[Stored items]
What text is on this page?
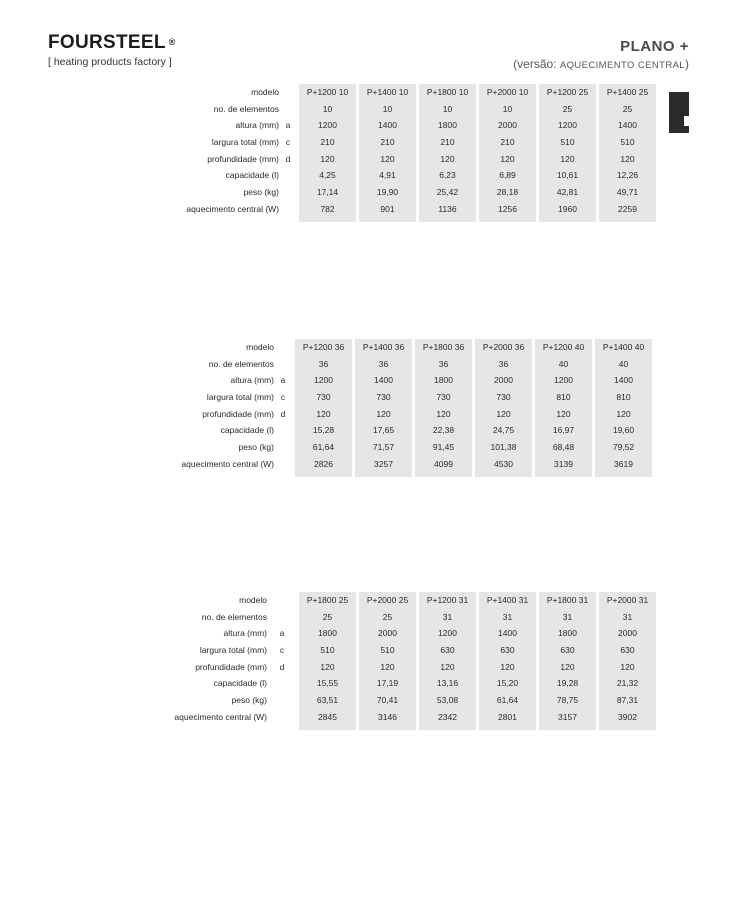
FOURSTEEL ®
[ heating products factory ]
PLANO +
(versão: AQUECIMENTO CENTRAL)
modelo
no. de elementos
altura (mm)
largura total (mm)
profundidade (mm)
capacidade (l)
peso (kg)
aquecimento central (W)
a
c
d
P+1200 10
10
1200
210
120
4,25
17,14
782
P+1400 10
10
1400
210
120
4,91
19,90
901
P+1800 10
10
1800
210
120
6,23
25,42
1136
P+2000 10
10
2000
210
120
6,89
28,18
1256
P+1200 25
25
1200
510
120
10,61
42,81
1960
P+1400 25
25
1400
510
120
12,26
49,71
2259
modelo
no. de elementos
altura (mm)
largura total (mm)
profundidade (mm)
capacidade (l)
peso (kg)
aquecimento central (W)
a
c
d
P+1200 36
36
1200
730
120
15,28
61,64
2826
P+1400 36
36
1400
730
120
17,65
71,57
3257
P+1800 36
36
1800
730
120
22,38
91,45
4099
P+2000 36
36
2000
730
120
24,75
101,38
4530
P+1200 40
40
1200
810
120
16,97
68,48
3139
P+1400 40
40
1400
810
120
19,60
79,52
3619
modelo
no. de elementos
altura (mm)
largura total (mm)
profundidade (mm)
capacidade (l)
peso (kg)
aquecimento central (W)
a
c
d
P+1800 25
25
1800
510
120
15,55
63,51
2845
P+2000 25
25
2000
510
120
17,19
70,41
3146
P+1200 31
31
1200
630
120
13,16
53,08
2342
P+1400 31
31
1400
630
120
15,20
61,64
2801
P+1800 31
31
1800
630
120
19,28
78,75
3157
P+2000 31
31
2000
630
120
21,32
87,31
3902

#### [Brief]
Pictures excluded, quote all the data above exactly.

#### [Answer for this exercise]
What text is on this page?
FOURSTEEL ®
[ heating products factory ]
PLANO +
(versão: AQUECIMENTO CENTRAL)
modelo
no. de elementos
altura (mm)
largura total (mm)
profundidade (mm)
capacidade (l)
peso (kg)
aquecimento central (W)
a
c
d
P+1200 10
10
1200
210
120
4,25
17,14
782
P+1400 10
10
1400
210
120
4,91
19,90
901
P+1800 10
10
1800
210
120
6,23
25,42
1136
P+2000 10
10
2000
210
120
6,89
28,18
1256
P+1200 25
25
1200
510
120
10,61
42,81
1960
P+1400 25
25
1400
510
120
12,26
49,71
2259
modelo
no. de elementos
altura (mm)
largura total (mm)
profundidade (mm)
capacidade (l)
peso (kg)
aquecimento central (W)
a
c
d
P+1200 36
36
1200
730
120
15,28
61,64
2826
P+1400 36
36
1400
730
120
17,65
71,57
3257
P+1800 36
36
1800
730
120
22,38
91,45
4099
P+2000 36
36
2000
730
120
24,75
101,38
4530
P+1200 40
40
1200
810
120
16,97
68,48
3139
P+1400 40
40
1400
810
120
19,60
79,52
3619
modelo
no. de elementos
altura (mm)
largura total (mm)
profundidade (mm)
capacidade (l)
peso (kg)
aquecimento central (W)
a
c
d
P+1800 25
25
1800
510
120
15,55
63,51
2845
P+2000 25
25
2000
510
120
17,19
70,41
3146
P+1200 31
31
1200
630
120
13,16
53,08
2342
P+1400 31
31
1400
630
120
15,20
61,64
2801
P+1800 31
31
1800
630
120
19,28
78,75
3157
P+2000 31
31
2000
630
120
21,32
87,31
3902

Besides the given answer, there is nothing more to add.